BEGIN Given records
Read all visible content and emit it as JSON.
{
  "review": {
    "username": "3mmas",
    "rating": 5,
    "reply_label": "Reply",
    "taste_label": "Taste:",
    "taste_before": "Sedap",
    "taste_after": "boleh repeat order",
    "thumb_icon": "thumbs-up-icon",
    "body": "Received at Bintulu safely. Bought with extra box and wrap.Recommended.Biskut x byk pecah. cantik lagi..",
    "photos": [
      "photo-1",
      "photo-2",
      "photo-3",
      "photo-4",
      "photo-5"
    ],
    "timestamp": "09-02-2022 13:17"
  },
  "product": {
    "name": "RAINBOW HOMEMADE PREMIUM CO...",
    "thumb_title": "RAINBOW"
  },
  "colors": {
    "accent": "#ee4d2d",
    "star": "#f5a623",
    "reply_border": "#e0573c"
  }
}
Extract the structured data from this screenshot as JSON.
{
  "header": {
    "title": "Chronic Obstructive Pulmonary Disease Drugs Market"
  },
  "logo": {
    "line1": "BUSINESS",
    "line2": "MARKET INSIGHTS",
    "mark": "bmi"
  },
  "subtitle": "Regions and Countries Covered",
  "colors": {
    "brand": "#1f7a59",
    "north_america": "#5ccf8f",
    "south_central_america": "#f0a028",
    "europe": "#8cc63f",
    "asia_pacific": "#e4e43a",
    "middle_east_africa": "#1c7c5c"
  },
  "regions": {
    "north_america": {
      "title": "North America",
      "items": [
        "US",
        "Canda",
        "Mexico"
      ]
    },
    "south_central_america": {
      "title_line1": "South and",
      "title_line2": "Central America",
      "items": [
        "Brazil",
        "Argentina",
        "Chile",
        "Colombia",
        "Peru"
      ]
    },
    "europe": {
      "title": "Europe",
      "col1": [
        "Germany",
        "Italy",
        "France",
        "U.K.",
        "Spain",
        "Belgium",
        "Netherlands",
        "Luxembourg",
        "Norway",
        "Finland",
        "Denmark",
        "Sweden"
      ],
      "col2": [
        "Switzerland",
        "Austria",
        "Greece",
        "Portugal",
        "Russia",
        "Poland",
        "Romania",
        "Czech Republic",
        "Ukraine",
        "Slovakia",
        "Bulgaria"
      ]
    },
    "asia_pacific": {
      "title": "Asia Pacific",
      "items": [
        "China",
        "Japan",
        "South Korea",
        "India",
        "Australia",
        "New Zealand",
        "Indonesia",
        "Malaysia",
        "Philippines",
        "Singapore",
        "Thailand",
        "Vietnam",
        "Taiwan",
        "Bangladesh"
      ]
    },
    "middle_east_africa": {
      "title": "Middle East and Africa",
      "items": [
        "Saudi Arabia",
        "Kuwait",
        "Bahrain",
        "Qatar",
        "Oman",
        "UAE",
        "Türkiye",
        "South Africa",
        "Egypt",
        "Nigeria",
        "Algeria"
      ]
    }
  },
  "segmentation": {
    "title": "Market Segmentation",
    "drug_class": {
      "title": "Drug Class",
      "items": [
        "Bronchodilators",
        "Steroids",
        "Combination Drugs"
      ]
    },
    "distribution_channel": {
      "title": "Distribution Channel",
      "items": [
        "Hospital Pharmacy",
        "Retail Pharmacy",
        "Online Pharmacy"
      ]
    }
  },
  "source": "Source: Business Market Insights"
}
END Given records
# What you need to do
Exactly reproduce all of the entries.

# Task response
Read all visible content and emit it as JSON.
{
  "review": {
    "username": "3mmas",
    "rating": 5,
    "reply_label": "Reply",
    "taste_label": "Taste:",
    "taste_before": "Sedap",
    "taste_after": "boleh repeat order",
    "thumb_icon": "thumbs-up-icon",
    "body": "Received at Bintulu safely. Bought with extra box and wrap.Recommended.Biskut x byk pecah. cantik lagi..",
    "photos": [
      "photo-1",
      "photo-2",
      "photo-3",
      "photo-4",
      "photo-5"
    ],
    "timestamp": "09-02-2022 13:17"
  },
  "product": {
    "name": "RAINBOW HOMEMADE PREMIUM CO...",
    "thumb_title": "RAINBOW"
  },
  "colors": {
    "accent": "#ee4d2d",
    "star": "#f5a623",
    "reply_border": "#e0573c"
  }
}
Extract the structured data from this screenshot as JSON.
{
  "header": {
    "title": "Chronic Obstructive Pulmonary Disease Drugs Market"
  },
  "logo": {
    "line1": "BUSINESS",
    "line2": "MARKET INSIGHTS",
    "mark": "bmi"
  },
  "subtitle": "Regions and Countries Covered",
  "colors": {
    "brand": "#1f7a59",
    "north_america": "#5ccf8f",
    "south_central_america": "#f0a028",
    "europe": "#8cc63f",
    "asia_pacific": "#e4e43a",
    "middle_east_africa": "#1c7c5c"
  },
  "regions": {
    "north_america": {
      "title": "North America",
      "items": [
        "US",
        "Canda",
        "Mexico"
      ]
    },
    "south_central_america": {
      "title_line1": "South and",
      "title_line2": "Central America",
      "items": [
        "Brazil",
        "Argentina",
        "Chile",
        "Colombia",
        "Peru"
      ]
    },
    "europe": {
      "title": "Europe",
      "col1": [
        "Germany",
        "Italy",
        "France",
        "U.K.",
        "Spain",
        "Belgium",
        "Netherlands",
        "Luxembourg",
        "Norway",
        "Finland",
        "Denmark",
        "Sweden"
      ],
      "col2": [
        "Switzerland",
        "Austria",
        "Greece",
        "Portugal",
        "Russia",
        "Poland",
        "Romania",
        "Czech Republic",
        "Ukraine",
        "Slovakia",
        "Bulgaria"
      ]
    },
    "asia_pacific": {
      "title": "Asia Pacific",
      "items": [
        "China",
        "Japan",
        "South Korea",
        "India",
        "Australia",
        "New Zealand",
        "Indonesia",
        "Malaysia",
        "Philippines",
        "Singapore",
        "Thailand",
        "Vietnam",
        "Taiwan",
        "Bangladesh"
      ]
    },
    "middle_east_africa": {
      "title": "Middle East and Africa",
      "items": [
        "Saudi Arabia",
        "Kuwait",
        "Bahrain",
        "Qatar",
        "Oman",
        "UAE",
        "Türkiye",
        "South Africa",
        "Egypt",
        "Nigeria",
        "Algeria"
      ]
    }
  },
  "segmentation": {
    "title": "Market Segmentation",
    "drug_class": {
      "title": "Drug Class",
      "items": [
        "Bronchodilators",
        "Steroids",
        "Combination Drugs"
      ]
    },
    "distribution_channel": {
      "title": "Distribution Channel",
      "items": [
        "Hospital Pharmacy",
        "Retail Pharmacy",
        "Online Pharmacy"
      ]
    }
  },
  "source": "Source: Business Market Insights"
}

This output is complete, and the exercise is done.